## Start

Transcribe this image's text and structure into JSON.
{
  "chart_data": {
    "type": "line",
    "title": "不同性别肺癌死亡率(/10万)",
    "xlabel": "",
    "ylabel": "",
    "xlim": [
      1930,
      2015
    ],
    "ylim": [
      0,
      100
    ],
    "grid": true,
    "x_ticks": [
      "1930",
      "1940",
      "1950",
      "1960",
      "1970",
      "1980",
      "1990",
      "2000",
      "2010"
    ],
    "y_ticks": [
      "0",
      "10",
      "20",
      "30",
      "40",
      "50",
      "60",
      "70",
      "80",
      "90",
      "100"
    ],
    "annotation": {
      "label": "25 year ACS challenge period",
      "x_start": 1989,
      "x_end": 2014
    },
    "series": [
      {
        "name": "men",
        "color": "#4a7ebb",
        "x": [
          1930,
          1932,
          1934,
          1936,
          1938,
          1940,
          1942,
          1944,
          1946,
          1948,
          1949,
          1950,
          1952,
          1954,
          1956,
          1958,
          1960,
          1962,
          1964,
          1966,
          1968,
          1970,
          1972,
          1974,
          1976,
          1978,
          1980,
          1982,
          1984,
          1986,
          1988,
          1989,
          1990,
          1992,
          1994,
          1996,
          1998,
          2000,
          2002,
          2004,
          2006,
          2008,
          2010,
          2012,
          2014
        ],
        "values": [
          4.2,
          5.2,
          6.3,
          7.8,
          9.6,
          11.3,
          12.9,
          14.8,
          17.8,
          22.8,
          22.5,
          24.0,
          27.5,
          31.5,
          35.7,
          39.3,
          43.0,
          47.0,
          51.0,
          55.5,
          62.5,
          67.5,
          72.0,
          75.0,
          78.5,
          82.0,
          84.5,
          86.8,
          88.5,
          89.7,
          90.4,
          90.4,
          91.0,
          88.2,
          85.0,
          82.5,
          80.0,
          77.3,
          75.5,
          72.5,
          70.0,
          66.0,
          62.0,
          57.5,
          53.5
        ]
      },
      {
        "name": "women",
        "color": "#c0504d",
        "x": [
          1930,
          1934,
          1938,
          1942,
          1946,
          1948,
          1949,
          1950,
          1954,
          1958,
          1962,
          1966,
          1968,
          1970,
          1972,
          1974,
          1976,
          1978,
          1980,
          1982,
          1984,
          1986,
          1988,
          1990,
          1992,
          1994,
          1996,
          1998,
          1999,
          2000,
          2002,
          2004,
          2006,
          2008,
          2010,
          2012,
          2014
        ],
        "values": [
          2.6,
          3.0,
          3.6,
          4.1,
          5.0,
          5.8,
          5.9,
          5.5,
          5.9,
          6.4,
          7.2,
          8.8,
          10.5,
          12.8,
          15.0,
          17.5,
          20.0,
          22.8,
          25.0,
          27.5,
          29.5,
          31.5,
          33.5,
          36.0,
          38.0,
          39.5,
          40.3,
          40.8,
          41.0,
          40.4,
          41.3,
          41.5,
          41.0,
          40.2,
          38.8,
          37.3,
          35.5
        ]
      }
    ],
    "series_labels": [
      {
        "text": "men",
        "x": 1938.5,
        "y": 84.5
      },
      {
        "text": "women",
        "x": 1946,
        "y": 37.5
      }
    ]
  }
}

## End

### The problem:
Extract all of the data exactly as written.

### Task answer:
Transcribe this image's text and structure into JSON.
{
  "chart_data": {
    "type": "line",
    "title": "不同性别肺癌死亡率(/10万)",
    "xlabel": "",
    "ylabel": "",
    "xlim": [
      1930,
      2015
    ],
    "ylim": [
      0,
      100
    ],
    "grid": true,
    "x_ticks": [
      "1930",
      "1940",
      "1950",
      "1960",
      "1970",
      "1980",
      "1990",
      "2000",
      "2010"
    ],
    "y_ticks": [
      "0",
      "10",
      "20",
      "30",
      "40",
      "50",
      "60",
      "70",
      "80",
      "90",
      "100"
    ],
    "annotation": {
      "label": "25 year ACS challenge period",
      "x_start": 1989,
      "x_end": 2014
    },
    "series": [
      {
        "name": "men",
        "color": "#4a7ebb",
        "x": [
          1930,
          1932,
          1934,
          1936,
          1938,
          1940,
          1942,
          1944,
          1946,
          1948,
          1949,
          1950,
          1952,
          1954,
          1956,
          1958,
          1960,
          1962,
          1964,
          1966,
          1968,
          1970,
          1972,
          1974,
          1976,
          1978,
          1980,
          1982,
          1984,
          1986,
          1988,
          1989,
          1990,
          1992,
          1994,
          1996,
          1998,
          2000,
          2002,
          2004,
          2006,
          2008,
          2010,
          2012,
          2014
        ],
        "values": [
          4.2,
          5.2,
          6.3,
          7.8,
          9.6,
          11.3,
          12.9,
          14.8,
          17.8,
          22.8,
          22.5,
          24.0,
          27.5,
          31.5,
          35.7,
          39.3,
          43.0,
          47.0,
          51.0,
          55.5,
          62.5,
          67.5,
          72.0,
          75.0,
          78.5,
          82.0,
          84.5,
          86.8,
          88.5,
          89.7,
          90.4,
          90.4,
          91.0,
          88.2,
          85.0,
          82.5,
          80.0,
          77.3,
          75.5,
          72.5,
          70.0,
          66.0,
          62.0,
          57.5,
          53.5
        ]
      },
      {
        "name": "women",
        "color": "#c0504d",
        "x": [
          1930,
          1934,
          1938,
          1942,
          1946,
          1948,
          1949,
          1950,
          1954,
          1958,
          1962,
          1966,
          1968,
          1970,
          1972,
          1974,
          1976,
          1978,
          1980,
          1982,
          1984,
          1986,
          1988,
          1990,
          1992,
          1994,
          1996,
          1998,
          1999,
          2000,
          2002,
          2004,
          2006,
          2008,
          2010,
          2012,
          2014
        ],
        "values": [
          2.6,
          3.0,
          3.6,
          4.1,
          5.0,
          5.8,
          5.9,
          5.5,
          5.9,
          6.4,
          7.2,
          8.8,
          10.5,
          12.8,
          15.0,
          17.5,
          20.0,
          22.8,
          25.0,
          27.5,
          29.5,
          31.5,
          33.5,
          36.0,
          38.0,
          39.5,
          40.3,
          40.8,
          41.0,
          40.4,
          41.3,
          41.5,
          41.0,
          40.2,
          38.8,
          37.3,
          35.5
        ]
      }
    ],
    "series_labels": [
      {
        "text": "men",
        "x": 1938.5,
        "y": 84.5
      },
      {
        "text": "women",
        "x": 1946,
        "y": 37.5
      }
    ]
  }
}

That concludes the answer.